----- DATA TO PROCESS
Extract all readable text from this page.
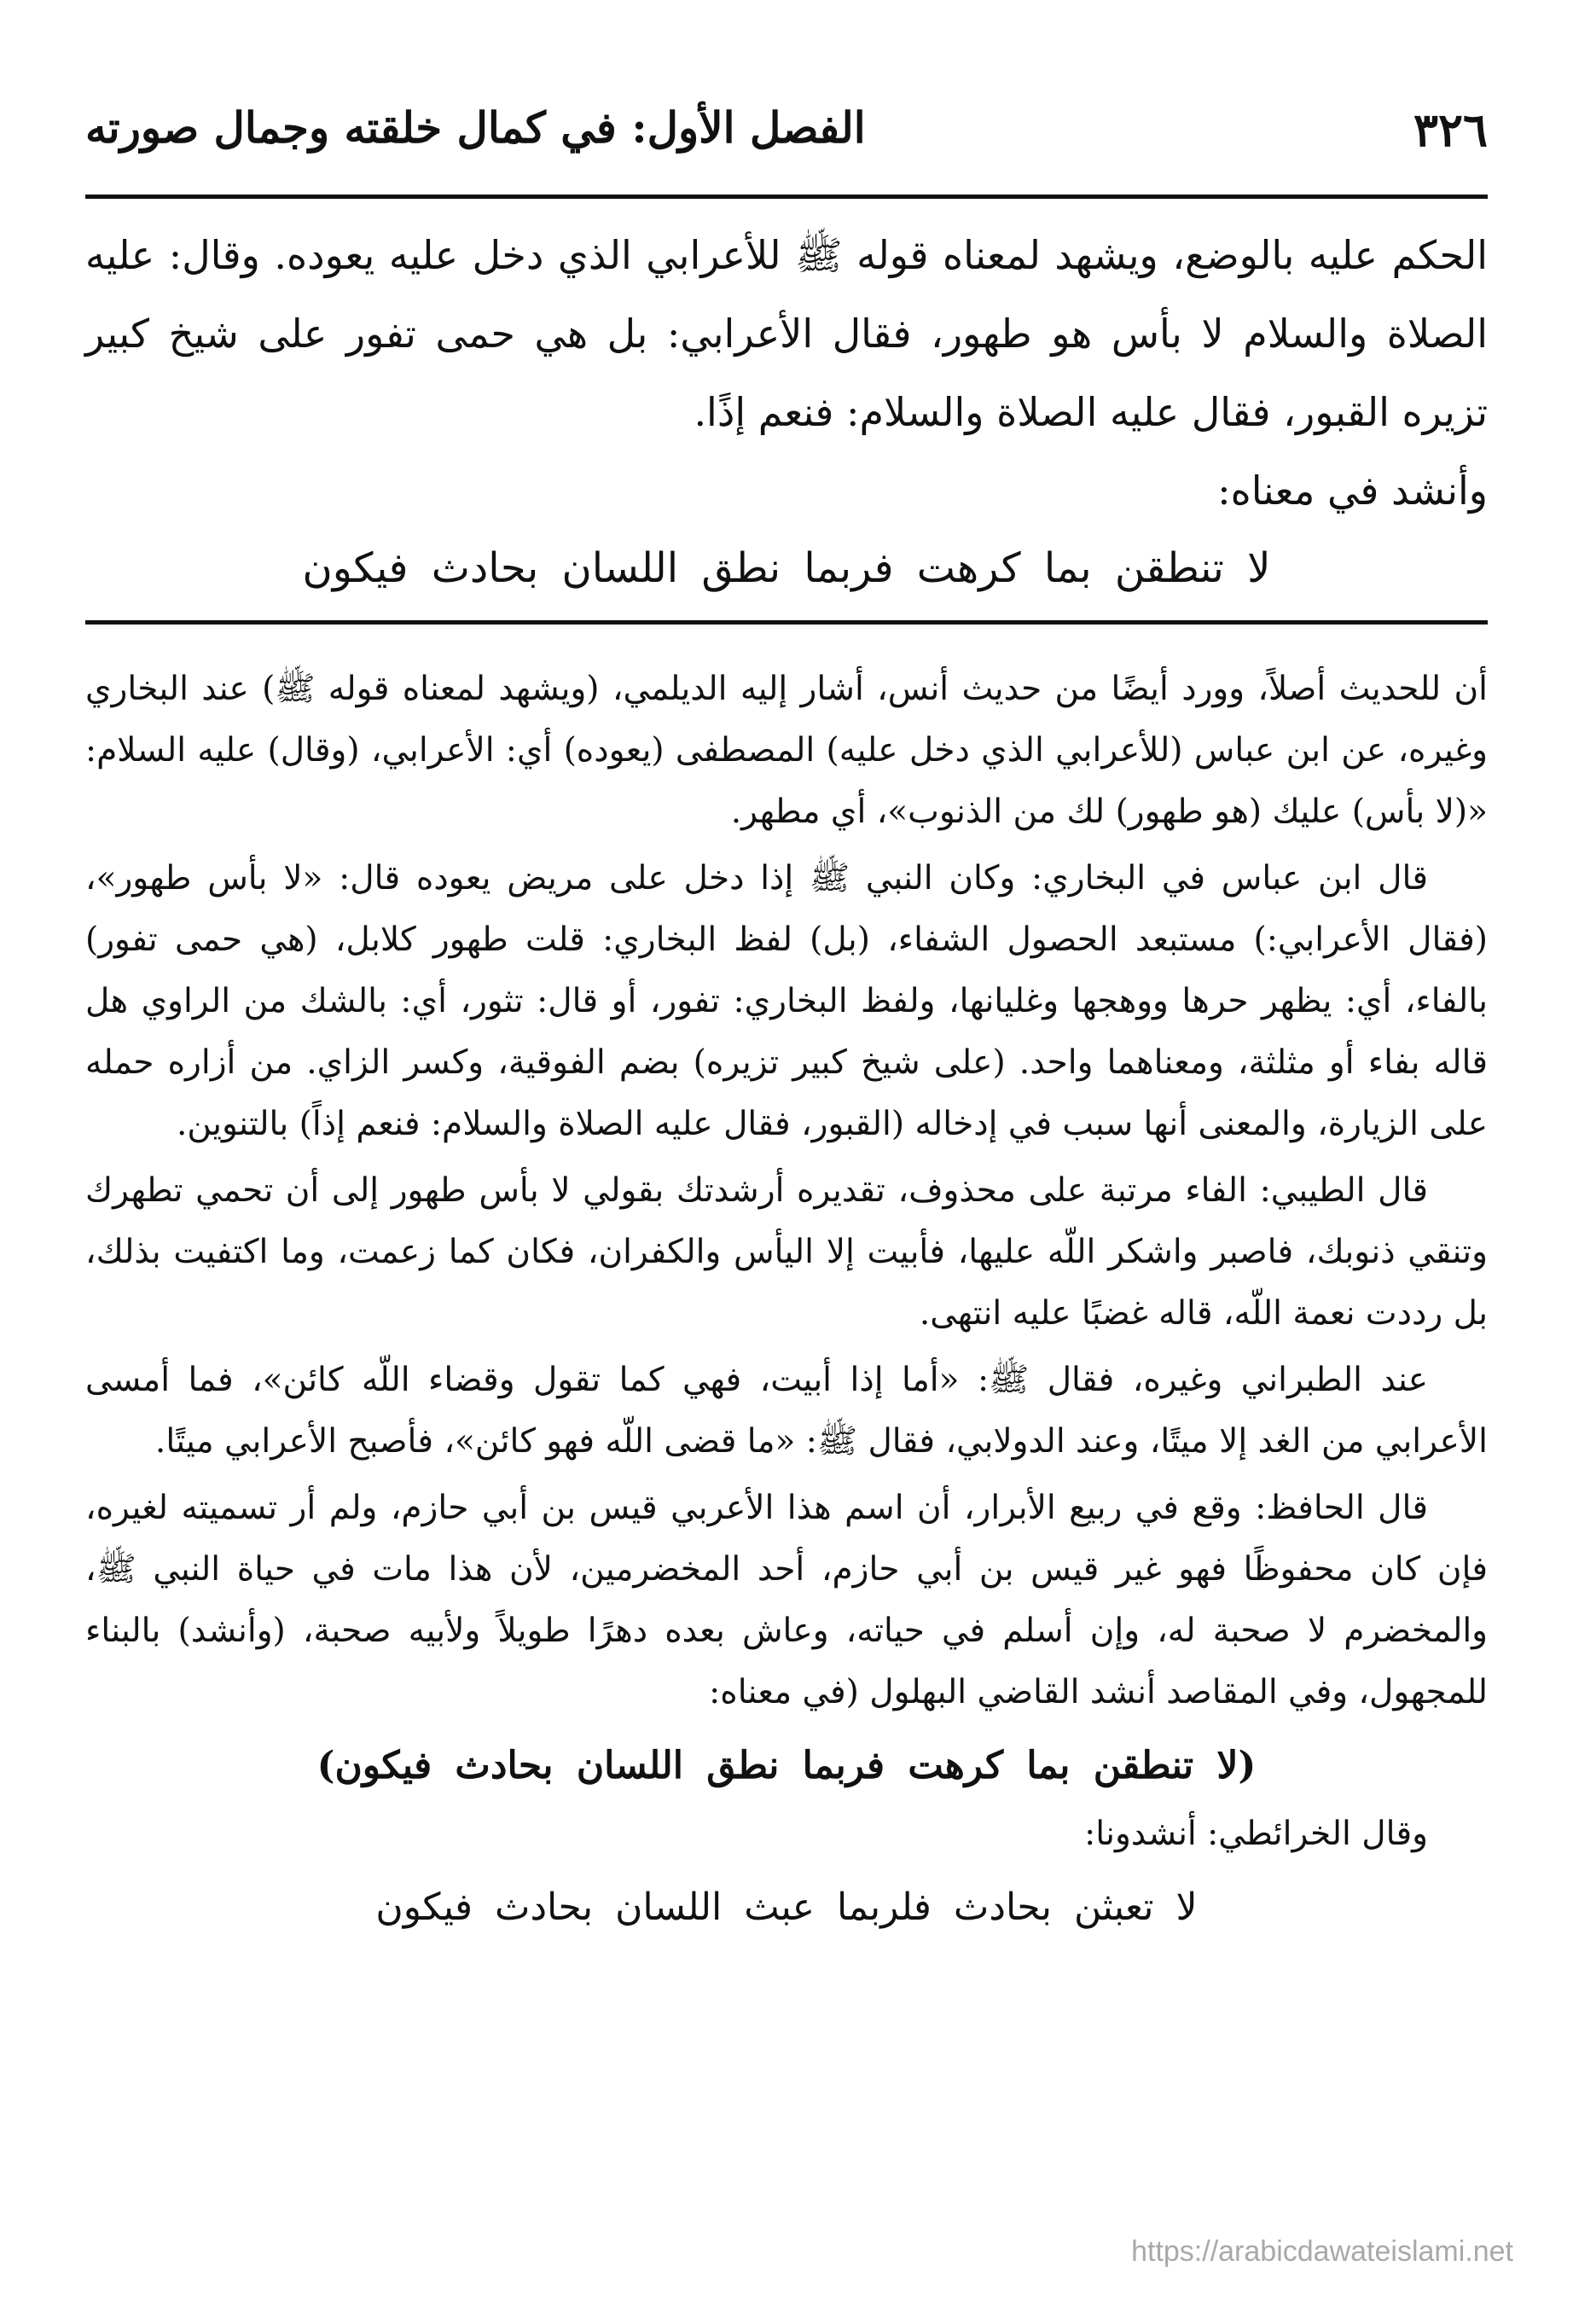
٣٢٦
الفصل الأول: في كمال خلقته وجمال صورته

الحكم عليه بالوضع، ويشهد لمعناه قوله ﷺ للأعرابي الذي دخل عليه يعوده. وقال: عليه الصلاة والسلام لا بأس هو طهور، فقال الأعرابي: بل هي حمى تفور على شيخ كبير تزيره القبور، فقال عليه الصلاة والسلام: فنعم إذًا.

وأنشد في معناه:

لا تنطقن بما كرهت فربما نطق اللسان بحادث فيكون

أن للحديث أصلاً، وورد أيضًا من حديث أنس، أشار إليه الديلمي، (ويشهد لمعناه قوله ﷺ) عند البخاري وغيره، عن ابن عباس (للأعرابي الذي دخل عليه) المصطفى (يعوده) أي: الأعرابي، (وقال) عليه السلام: «(لا بأس) عليك (هو طهور) لك من الذنوب»، أي مطهر.

قال ابن عباس في البخاري: وكان النبي ﷺ إذا دخل على مريض يعوده قال: «لا بأس طهور»، (فقال الأعرابي:) مستبعد الحصول الشفاء، (بل) لفظ البخاري: قلت طهور كلابل، (هي حمى تفور) بالفاء، أي: يظهر حرها ووهجها وغليانها، ولفظ البخاري: تفور، أو قال: تثور، أي: بالشك من الراوي هل قاله بفاء أو مثلثة، ومعناهما واحد. (على شيخ كبير تزيره) بضم الفوقية، وكسر الزاي. من أزاره حمله على الزيارة، والمعنى أنها سبب في إدخاله (القبور، فقال عليه الصلاة والسلام: فنعم إذاً) بالتنوين.

قال الطيبي: الفاء مرتبة على محذوف، تقديره أرشدتك بقولي لا بأس طهور إلى أن تحمي تطهرك وتنقي ذنوبك، فاصبر واشكر اللّه عليها، فأبيت إلا اليأس والكفران، فكان كما زعمت، وما اكتفيت بذلك، بل رددت نعمة اللّه، قاله غضبًا عليه انتهى.

عند الطبراني وغيره، فقال ﷺ: «أما إذا أبيت، فهي كما تقول وقضاء اللّه كائن»، فما أمسى الأعرابي من الغد إلا ميتًا، وعند الدولابي، فقال ﷺ: «ما قضى اللّه فهو كائن»، فأصبح الأعرابي ميتًا.

قال الحافظ: وقع في ربيع الأبرار، أن اسم هذا الأعربي قيس بن أبي حازم، ولم أر تسميته لغيره، فإن كان محفوظًا فهو غير قيس بن أبي حازم، أحد المخضرمين، لأن هذا مات في حياة النبي ﷺ، والمخضرم لا صحبة له، وإن أسلم في حياته، وعاش بعده دهرًا طويلاً ولأبيه صحبة، (وأنشد) بالبناء للمجهول، وفي المقاصد أنشد القاضي البهلول (في معناه:

(لا تنطقن بما كرهت فربما نطق اللسان بحادث فيكون)

وقال الخرائطي: أنشدونا:

لا تعبثن بحادث فلربما عبث اللسان بحادث فيكون
https://arabicdawateislami.net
----------
> EXERCISE TASK
Could you repeat all of the material exactly? Pictures should not be copied.

> REPLY TO THE TASK
Extract all readable text from this page.
٣٢٦
الفصل الأول: في كمال خلقته وجمال صورته

الحكم عليه بالوضع، ويشهد لمعناه قوله ﷺ للأعرابي الذي دخل عليه يعوده. وقال: عليه الصلاة والسلام لا بأس هو طهور، فقال الأعرابي: بل هي حمى تفور على شيخ كبير تزيره القبور، فقال عليه الصلاة والسلام: فنعم إذًا.

وأنشد في معناه:

لا تنطقن بما كرهت فربما نطق اللسان بحادث فيكون

أن للحديث أصلاً، وورد أيضًا من حديث أنس، أشار إليه الديلمي، (ويشهد لمعناه قوله ﷺ) عند البخاري وغيره، عن ابن عباس (للأعرابي الذي دخل عليه) المصطفى (يعوده) أي: الأعرابي، (وقال) عليه السلام: «(لا بأس) عليك (هو طهور) لك من الذنوب»، أي مطهر.

قال ابن عباس في البخاري: وكان النبي ﷺ إذا دخل على مريض يعوده قال: «لا بأس طهور»، (فقال الأعرابي:) مستبعد الحصول الشفاء، (بل) لفظ البخاري: قلت طهور كلابل، (هي حمى تفور) بالفاء، أي: يظهر حرها ووهجها وغليانها، ولفظ البخاري: تفور، أو قال: تثور، أي: بالشك من الراوي هل قاله بفاء أو مثلثة، ومعناهما واحد. (على شيخ كبير تزيره) بضم الفوقية، وكسر الزاي. من أزاره حمله على الزيارة، والمعنى أنها سبب في إدخاله (القبور، فقال عليه الصلاة والسلام: فنعم إذاً) بالتنوين.

قال الطيبي: الفاء مرتبة على محذوف، تقديره أرشدتك بقولي لا بأس طهور إلى أن تحمي تطهرك وتنقي ذنوبك، فاصبر واشكر اللّه عليها، فأبيت إلا اليأس والكفران، فكان كما زعمت، وما اكتفيت بذلك، بل رددت نعمة اللّه، قاله غضبًا عليه انتهى.

عند الطبراني وغيره، فقال ﷺ: «أما إذا أبيت، فهي كما تقول وقضاء اللّه كائن»، فما أمسى الأعرابي من الغد إلا ميتًا، وعند الدولابي، فقال ﷺ: «ما قضى اللّه فهو كائن»، فأصبح الأعرابي ميتًا.

قال الحافظ: وقع في ربيع الأبرار، أن اسم هذا الأعربي قيس بن أبي حازم، ولم أر تسميته لغيره، فإن كان محفوظًا فهو غير قيس بن أبي حازم، أحد المخضرمين، لأن هذا مات في حياة النبي ﷺ، والمخضرم لا صحبة له، وإن أسلم في حياته، وعاش بعده دهرًا طويلاً ولأبيه صحبة، (وأنشد) بالبناء للمجهول، وفي المقاصد أنشد القاضي البهلول (في معناه:

(لا تنطقن بما كرهت فربما نطق اللسان بحادث فيكون)

وقال الخرائطي: أنشدونا:

لا تعبثن بحادث فلربما عبث اللسان بحادث فيكون
https://arabicdawateislami.net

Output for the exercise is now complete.